Collected data
# # # #

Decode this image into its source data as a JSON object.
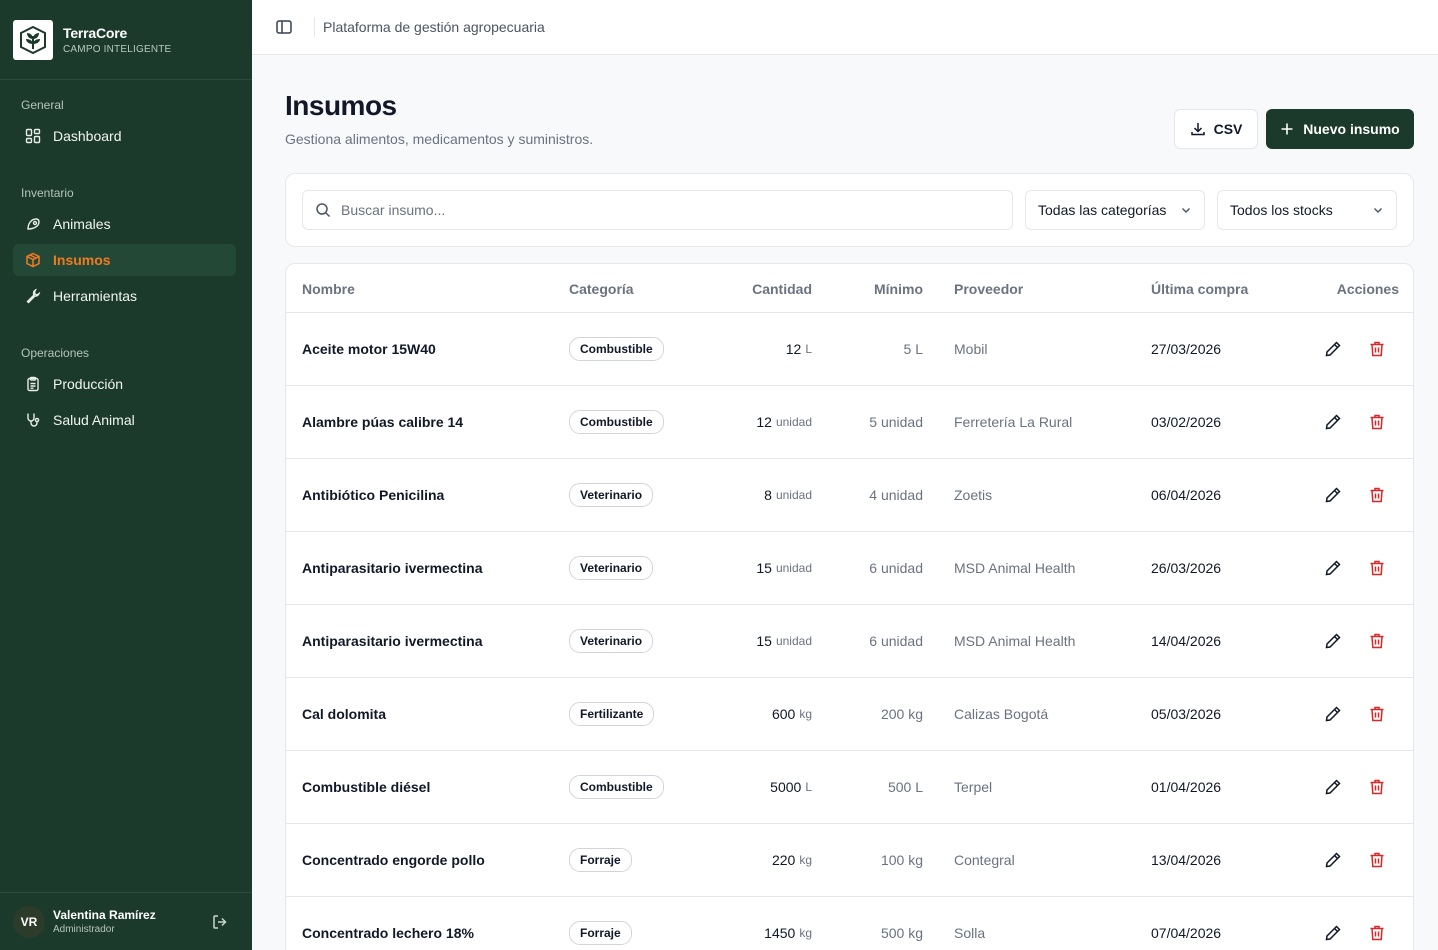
{
  "brand": {
    "name": "TerraCore",
    "tagline": "CAMPO INTELIGENTE"
  },
  "sidebar": {
    "sections": [
      {
        "label": "General"
      },
      {
        "label": "Inventario"
      },
      {
        "label": "Operaciones"
      }
    ],
    "items": [
      {
        "label": "Dashboard",
        "icon": "dashboard-icon"
      },
      {
        "label": "Animales",
        "icon": "paw-icon"
      },
      {
        "label": "Insumos",
        "icon": "package-icon",
        "active": true
      },
      {
        "label": "Herramientas",
        "icon": "wrench-icon"
      },
      {
        "label": "Producción",
        "icon": "clipboard-icon"
      },
      {
        "label": "Salud Animal",
        "icon": "stethoscope-icon"
      }
    ]
  },
  "user": {
    "initials": "VR",
    "name": "Valentina Ramírez",
    "role": "Administrador"
  },
  "topbar": {
    "title": "Plataforma de gestión agropecuaria"
  },
  "page": {
    "title": "Insumos",
    "subtitle": "Gestiona alimentos, medicamentos y suministros.",
    "csv_label": "CSV",
    "new_label": "Nuevo insumo"
  },
  "filters": {
    "search_placeholder": "Buscar insumo...",
    "category_value": "Todas las categorías",
    "stock_value": "Todos los stocks"
  },
  "table": {
    "columns": [
      "Nombre",
      "Categoría",
      "Cantidad",
      "Mínimo",
      "Proveedor",
      "Última compra",
      "Acciones"
    ],
    "rows": [
      {
        "name": "Aceite motor 15W40",
        "category": "Combustible",
        "qty": "12",
        "qty_unit": "L",
        "min": "5 L",
        "provider": "Mobil",
        "last": "27/03/2026"
      },
      {
        "name": "Alambre púas calibre 14",
        "category": "Combustible",
        "qty": "12",
        "qty_unit": "unidad",
        "min": "5 unidad",
        "provider": "Ferretería La Rural",
        "last": "03/02/2026"
      },
      {
        "name": "Antibiótico Penicilina",
        "category": "Veterinario",
        "qty": "8",
        "qty_unit": "unidad",
        "min": "4 unidad",
        "provider": "Zoetis",
        "last": "06/04/2026"
      },
      {
        "name": "Antiparasitario ivermectina",
        "category": "Veterinario",
        "qty": "15",
        "qty_unit": "unidad",
        "min": "6 unidad",
        "provider": "MSD Animal Health",
        "last": "26/03/2026"
      },
      {
        "name": "Antiparasitario ivermectina",
        "category": "Veterinario",
        "qty": "15",
        "qty_unit": "unidad",
        "min": "6 unidad",
        "provider": "MSD Animal Health",
        "last": "14/04/2026"
      },
      {
        "name": "Cal dolomita",
        "category": "Fertilizante",
        "qty": "600",
        "qty_unit": "kg",
        "min": "200 kg",
        "provider": "Calizas Bogotá",
        "last": "05/03/2026"
      },
      {
        "name": "Combustible diésel",
        "category": "Combustible",
        "qty": "5000",
        "qty_unit": "L",
        "min": "500 L",
        "provider": "Terpel",
        "last": "01/04/2026"
      },
      {
        "name": "Concentrado engorde pollo",
        "category": "Forraje",
        "qty": "220",
        "qty_unit": "kg",
        "min": "100 kg",
        "provider": "Contegral",
        "last": "13/04/2026"
      },
      {
        "name": "Concentrado lechero 18%",
        "category": "Forraje",
        "qty": "1450",
        "qty_unit": "kg",
        "min": "500 kg",
        "provider": "Solla",
        "last": "07/04/2026"
      }
    ]
  },
  "colors": {
    "sidebar_bg": "#1b3a2b",
    "accent": "#f07a22",
    "danger": "#dc2626",
    "primary_button": "#1b3a2b"
  }
}
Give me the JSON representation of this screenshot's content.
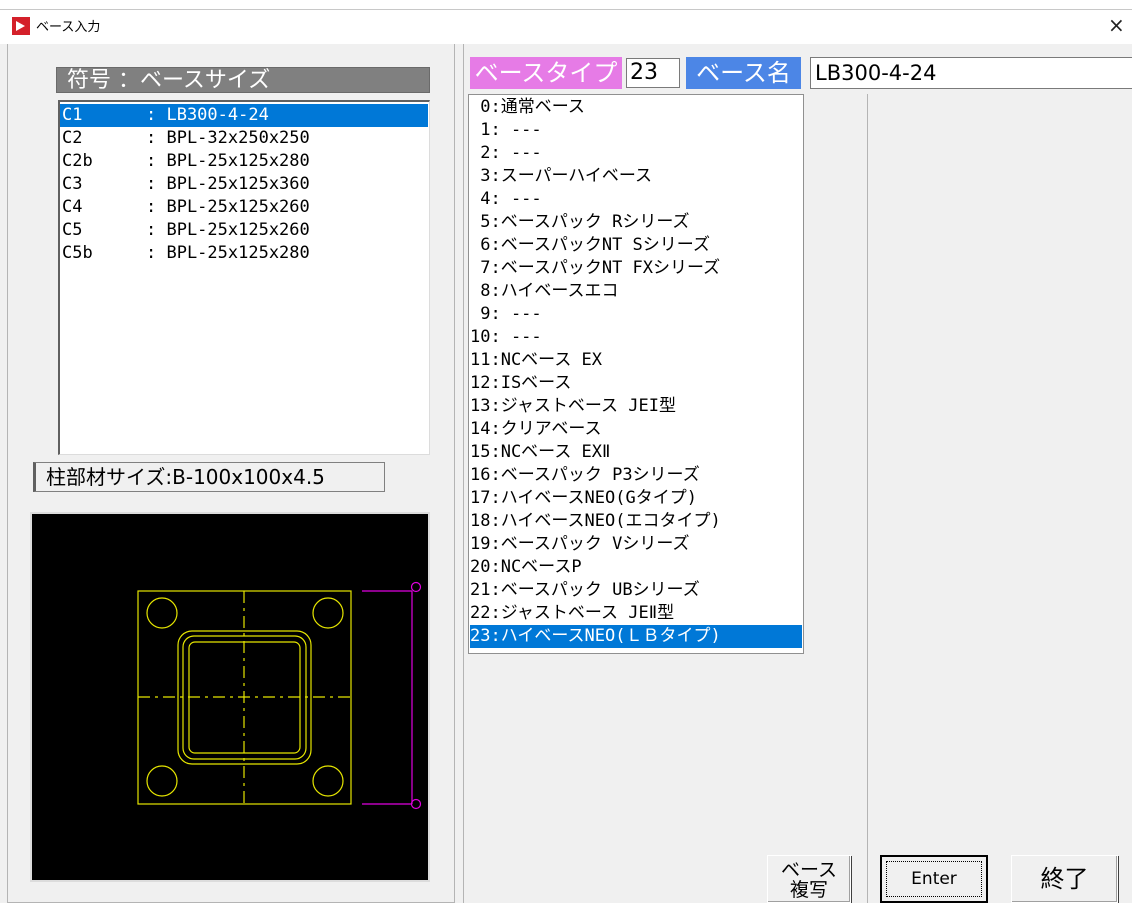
{
  "window": {
    "title": "ベース入力",
    "close_glyph": "×"
  },
  "left": {
    "list_header": "符号 ：ベースサイズ",
    "rows": [
      {
        "code": "C1",
        "size": ": LB300-4-24"
      },
      {
        "code": "C2",
        "size": ": BPL-32x250x250"
      },
      {
        "code": "C2b",
        "size": ": BPL-25x125x280"
      },
      {
        "code": "C3",
        "size": ": BPL-25x125x360"
      },
      {
        "code": "C4",
        "size": ": BPL-25x125x260"
      },
      {
        "code": "C5",
        "size": ": BPL-25x125x260"
      },
      {
        "code": "C5b",
        "size": ": BPL-25x125x280"
      }
    ],
    "selected_index": 0,
    "member_size": "柱部材サイズ:B-100x100x4.5"
  },
  "right": {
    "base_type_label": "ベースタイプ",
    "base_type_value": "23",
    "base_name_label": "ベース名",
    "base_name_value": "LB300-4-24",
    "types": [
      " 0:通常ベース",
      " 1: ---",
      " 2: ---",
      " 3:スーパーハイベース",
      " 4: ---",
      " 5:ベースパック Rシリーズ",
      " 6:ベースパックNT Sシリーズ",
      " 7:ベースパックNT FXシリーズ",
      " 8:ハイベースエコ",
      " 9: ---",
      "10: ---",
      "11:NCベース EX",
      "12:ISベース",
      "13:ジャストベース JEI型",
      "14:クリアベース",
      "15:NCベース EXⅡ",
      "16:ベースパック P3シリーズ",
      "17:ハイベースNEO(Gタイプ)",
      "18:ハイベースNEO(エコタイプ)",
      "19:ベースパック Vシリーズ",
      "20:NCベースP",
      "21:ベースパック UBシリーズ",
      "22:ジャストベース JEⅡ型",
      "23:ハイベースNEO(ＬＢタイプ)"
    ],
    "selected_type_index": 23
  },
  "buttons": {
    "copy_line1": "ベース",
    "copy_line2": "複写",
    "enter": "Enter",
    "end": "終了"
  },
  "colors": {
    "selection": "#0078d7",
    "type_label_bg": "#e67be6",
    "name_label_bg": "#4c86e6",
    "drawing_yellow": "#e6e600",
    "drawing_magenta": "#e000e0"
  }
}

# # # #

Only the number is wanted: how many lines contain the string "ハイベースNEO"?

3